• _Direction_: Go through the listing and set it down exactly, leaving out its pictures.

• _Data supplied_:

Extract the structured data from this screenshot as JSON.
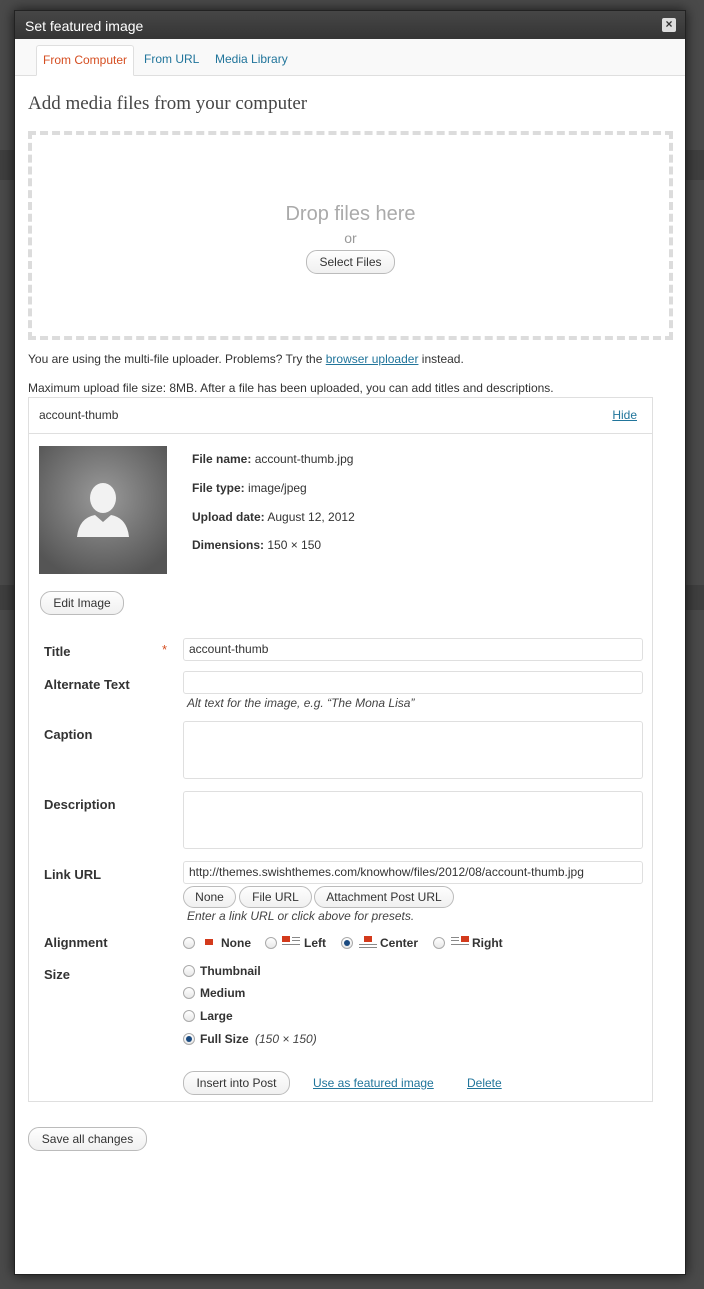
{
  "dialog": {
    "title": "Set featured image",
    "close_glyph": "×"
  },
  "tabs": [
    {
      "label": "From Computer",
      "active": true
    },
    {
      "label": "From URL",
      "active": false
    },
    {
      "label": "Media Library",
      "active": false
    }
  ],
  "upload": {
    "heading": "Add media files from your computer",
    "drop_text": "Drop files here",
    "or_text": "or",
    "select_button": "Select Files",
    "multi_prefix": "You are using the multi-file uploader. Problems? Try the ",
    "browser_link": "browser uploader",
    "multi_suffix": " instead.",
    "max_size_line": "Maximum upload file size: 8MB. After a file has been uploaded, you can add titles and descriptions."
  },
  "item": {
    "name": "account-thumb",
    "hide_link": "Hide",
    "thumbnail_icon": "user-silhouette-icon",
    "meta": [
      {
        "label": "File name:",
        "value": " account-thumb.jpg"
      },
      {
        "label": "File type:",
        "value": " image/jpeg"
      },
      {
        "label": "Upload date:",
        "value": " August 12, 2012"
      },
      {
        "label": "Dimensions:",
        "value": " 150 × 150"
      }
    ],
    "edit_image_button": "Edit Image"
  },
  "form": {
    "title_label": "Title",
    "required_mark": "*",
    "title_value": "account-thumb",
    "alt_label": "Alternate Text",
    "alt_value": "",
    "alt_help": "Alt text for the image, e.g. “The Mona Lisa”",
    "caption_label": "Caption",
    "caption_value": "",
    "description_label": "Description",
    "description_value": "",
    "link_label": "Link URL",
    "link_value": "http://themes.swishthemes.com/knowhow/files/2012/08/account-thumb.jpg",
    "link_buttons": [
      "None",
      "File URL",
      "Attachment Post URL"
    ],
    "link_help": "Enter a link URL or click above for presets.",
    "alignment_label": "Alignment",
    "alignment_options": [
      {
        "label": "None",
        "checked": false
      },
      {
        "label": "Left",
        "checked": false
      },
      {
        "label": "Center",
        "checked": true
      },
      {
        "label": "Right",
        "checked": false
      }
    ],
    "size_label": "Size",
    "size_options": [
      {
        "label": "Thumbnail",
        "checked": false
      },
      {
        "label": "Medium",
        "checked": false
      },
      {
        "label": "Large",
        "checked": false
      },
      {
        "label": "Full Size",
        "checked": true,
        "note": "(150 × 150)"
      }
    ],
    "insert_button": "Insert into Post",
    "featured_link": "Use as featured image",
    "delete_link": "Delete"
  },
  "footer": {
    "save_button": "Save all changes"
  },
  "colors": {
    "accent_active_tab": "#d54e21",
    "link": "#21759b",
    "titlebar": "#404040"
  }
}
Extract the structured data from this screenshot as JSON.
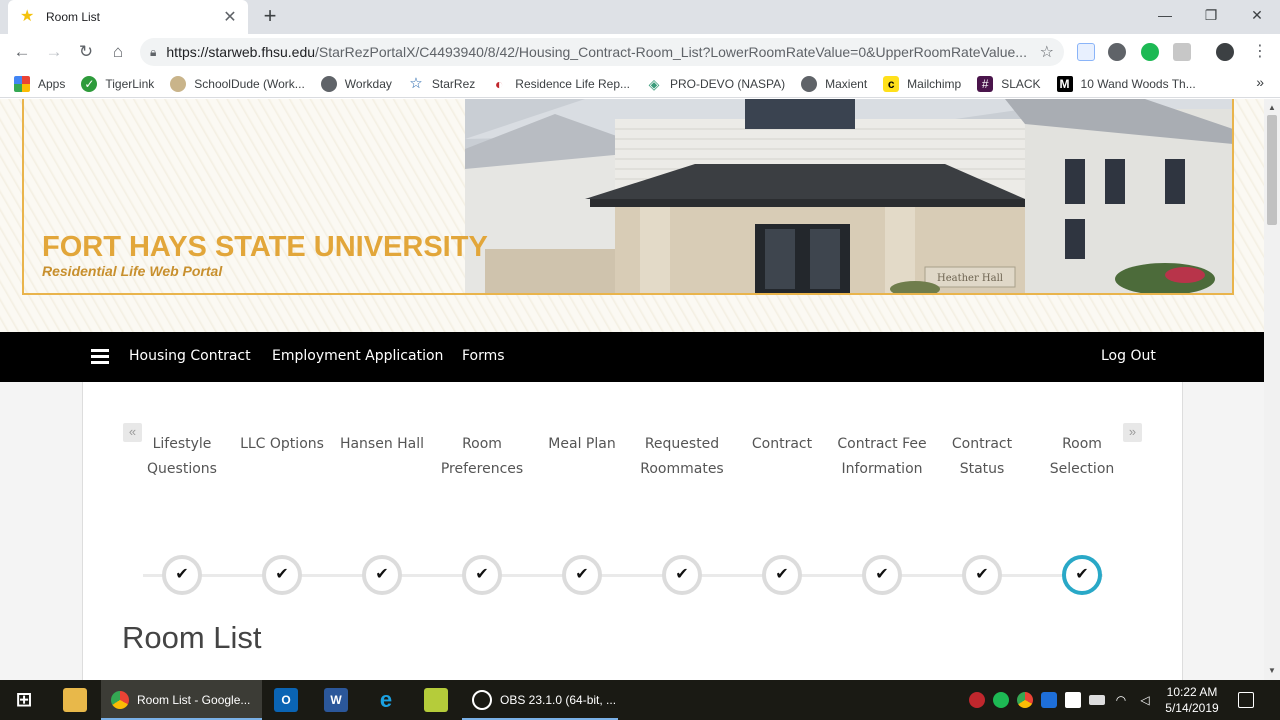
{
  "browser": {
    "tab_title": "Room List",
    "url_host": "https://starweb.fhsu.edu",
    "url_path": "/StarRezPortalX/C4493940/8/42/Housing_Contract-Room_List?LowerRoomRateValue=0&UpperRoomRateValue...",
    "bookmarks": [
      {
        "label": "Apps",
        "icon": "apps-grid-icon"
      },
      {
        "label": "TigerLink",
        "icon": "tigerlink-icon"
      },
      {
        "label": "SchoolDude (Work...",
        "icon": "schooldude-icon"
      },
      {
        "label": "Workday",
        "icon": "globe-icon"
      },
      {
        "label": "StarRez",
        "icon": "star-icon"
      },
      {
        "label": "Residence Life Rep...",
        "icon": "residence-life-icon"
      },
      {
        "label": "PRO-DEVO (NASPA)",
        "icon": "diamond-icon"
      },
      {
        "label": "Maxient",
        "icon": "globe-icon"
      },
      {
        "label": "Mailchimp",
        "icon": "mailchimp-icon"
      },
      {
        "label": "SLACK",
        "icon": "slack-icon"
      },
      {
        "label": "10 Wand Woods Th...",
        "icon": "medium-icon"
      }
    ]
  },
  "banner": {
    "title": "FORT HAYS STATE UNIVERSITY",
    "subtitle": "Residential Life Web Portal",
    "sign_text": "Heather Hall"
  },
  "nav": {
    "links": [
      "Housing Contract",
      "Employment Application",
      "Forms"
    ],
    "logout": "Log Out"
  },
  "steps": [
    {
      "label": "Lifestyle Questions",
      "done": true
    },
    {
      "label": "LLC Options",
      "done": true
    },
    {
      "label": "Hansen Hall",
      "done": true
    },
    {
      "label": "Room Preferences",
      "done": true
    },
    {
      "label": "Meal Plan",
      "done": true
    },
    {
      "label": "Requested Roommates",
      "done": true
    },
    {
      "label": "Contract",
      "done": true
    },
    {
      "label": "Contract Fee Information",
      "done": true
    },
    {
      "label": "Contract Status",
      "done": true
    },
    {
      "label": "Room Selection",
      "active": true
    }
  ],
  "page": {
    "heading": "Room List"
  },
  "taskbar": {
    "apps": [
      {
        "label": "Room List - Google...",
        "icon": "chrome-icon"
      },
      {
        "label": "OBS 23.1.0 (64-bit, ...",
        "icon": "obs-icon"
      }
    ],
    "time": "10:22 AM",
    "date": "5/14/2019"
  },
  "colors": {
    "accent_gold": "#e2a63a",
    "active_step": "#29a8c7",
    "nav_bg": "#000000"
  }
}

• _In response_:
Extract the structured data from this screenshot as JSON.
{
  "dialog": {
    "title": "Set featured image",
    "close_glyph": "×"
  },
  "tabs": [
    {
      "label": "From Computer",
      "active": true
    },
    {
      "label": "From URL",
      "active": false
    },
    {
      "label": "Media Library",
      "active": false
    }
  ],
  "upload": {
    "heading": "Add media files from your computer",
    "drop_text": "Drop files here",
    "or_text": "or",
    "select_button": "Select Files",
    "multi_prefix": "You are using the multi-file uploader. Problems? Try the ",
    "browser_link": "browser uploader",
    "multi_suffix": " instead.",
    "max_size_line": "Maximum upload file size: 8MB. After a file has been uploaded, you can add titles and descriptions."
  },
  "item": {
    "name": "account-thumb",
    "hide_link": "Hide",
    "thumbnail_icon": "user-silhouette-icon",
    "meta": [
      {
        "label": "File name:",
        "value": " account-thumb.jpg"
      },
      {
        "label": "File type:",
        "value": " image/jpeg"
      },
      {
        "label": "Upload date:",
        "value": " August 12, 2012"
      },
      {
        "label": "Dimensions:",
        "value": " 150 × 150"
      }
    ],
    "edit_image_button": "Edit Image"
  },
  "form": {
    "title_label": "Title",
    "required_mark": "*",
    "title_value": "account-thumb",
    "alt_label": "Alternate Text",
    "alt_value": "",
    "alt_help": "Alt text for the image, e.g. “The Mona Lisa”",
    "caption_label": "Caption",
    "caption_value": "",
    "description_label": "Description",
    "description_value": "",
    "link_label": "Link URL",
    "link_value": "http://themes.swishthemes.com/knowhow/files/2012/08/account-thumb.jpg",
    "link_buttons": [
      "None",
      "File URL",
      "Attachment Post URL"
    ],
    "link_help": "Enter a link URL or click above for presets.",
    "alignment_label": "Alignment",
    "alignment_options": [
      {
        "label": "None",
        "checked": false
      },
      {
        "label": "Left",
        "checked": false
      },
      {
        "label": "Center",
        "checked": true
      },
      {
        "label": "Right",
        "checked": false
      }
    ],
    "size_label": "Size",
    "size_options": [
      {
        "label": "Thumbnail",
        "checked": false
      },
      {
        "label": "Medium",
        "checked": false
      },
      {
        "label": "Large",
        "checked": false
      },
      {
        "label": "Full Size",
        "checked": true,
        "note": "(150 × 150)"
      }
    ],
    "insert_button": "Insert into Post",
    "featured_link": "Use as featured image",
    "delete_link": "Delete"
  },
  "footer": {
    "save_button": "Save all changes"
  },
  "colors": {
    "accent_active_tab": "#d54e21",
    "link": "#21759b",
    "titlebar": "#404040"
  }
}
Extract the structured data from this screenshot as JSON.
{
  "browser": {
    "tab_title": "Room List",
    "url_host": "https://starweb.fhsu.edu",
    "url_path": "/StarRezPortalX/C4493940/8/42/Housing_Contract-Room_List?LowerRoomRateValue=0&UpperRoomRateValue...",
    "bookmarks": [
      {
        "label": "Apps",
        "icon": "apps-grid-icon"
      },
      {
        "label": "TigerLink",
        "icon": "tigerlink-icon"
      },
      {
        "label": "SchoolDude (Work...",
        "icon": "schooldude-icon"
      },
      {
        "label": "Workday",
        "icon": "globe-icon"
      },
      {
        "label": "StarRez",
        "icon": "star-icon"
      },
      {
        "label": "Residence Life Rep...",
        "icon": "residence-life-icon"
      },
      {
        "label": "PRO-DEVO (NASPA)",
        "icon": "diamond-icon"
      },
      {
        "label": "Maxient",
        "icon": "globe-icon"
      },
      {
        "label": "Mailchimp",
        "icon": "mailchimp-icon"
      },
      {
        "label": "SLACK",
        "icon": "slack-icon"
      },
      {
        "label": "10 Wand Woods Th...",
        "icon": "medium-icon"
      }
    ]
  },
  "banner": {
    "title": "FORT HAYS STATE UNIVERSITY",
    "subtitle": "Residential Life Web Portal",
    "sign_text": "Heather Hall"
  },
  "nav": {
    "links": [
      "Housing Contract",
      "Employment Application",
      "Forms"
    ],
    "logout": "Log Out"
  },
  "steps": [
    {
      "label": "Lifestyle Questions",
      "done": true
    },
    {
      "label": "LLC Options",
      "done": true
    },
    {
      "label": "Hansen Hall",
      "done": true
    },
    {
      "label": "Room Preferences",
      "done": true
    },
    {
      "label": "Meal Plan",
      "done": true
    },
    {
      "label": "Requested Roommates",
      "done": true
    },
    {
      "label": "Contract",
      "done": true
    },
    {
      "label": "Contract Fee Information",
      "done": true
    },
    {
      "label": "Contract Status",
      "done": true
    },
    {
      "label": "Room Selection",
      "active": true
    }
  ],
  "page": {
    "heading": "Room List"
  },
  "taskbar": {
    "apps": [
      {
        "label": "Room List - Google...",
        "icon": "chrome-icon"
      },
      {
        "label": "OBS 23.1.0 (64-bit, ...",
        "icon": "obs-icon"
      }
    ],
    "time": "10:22 AM",
    "date": "5/14/2019"
  },
  "colors": {
    "accent_gold": "#e2a63a",
    "active_step": "#29a8c7",
    "nav_bg": "#000000"
  }
}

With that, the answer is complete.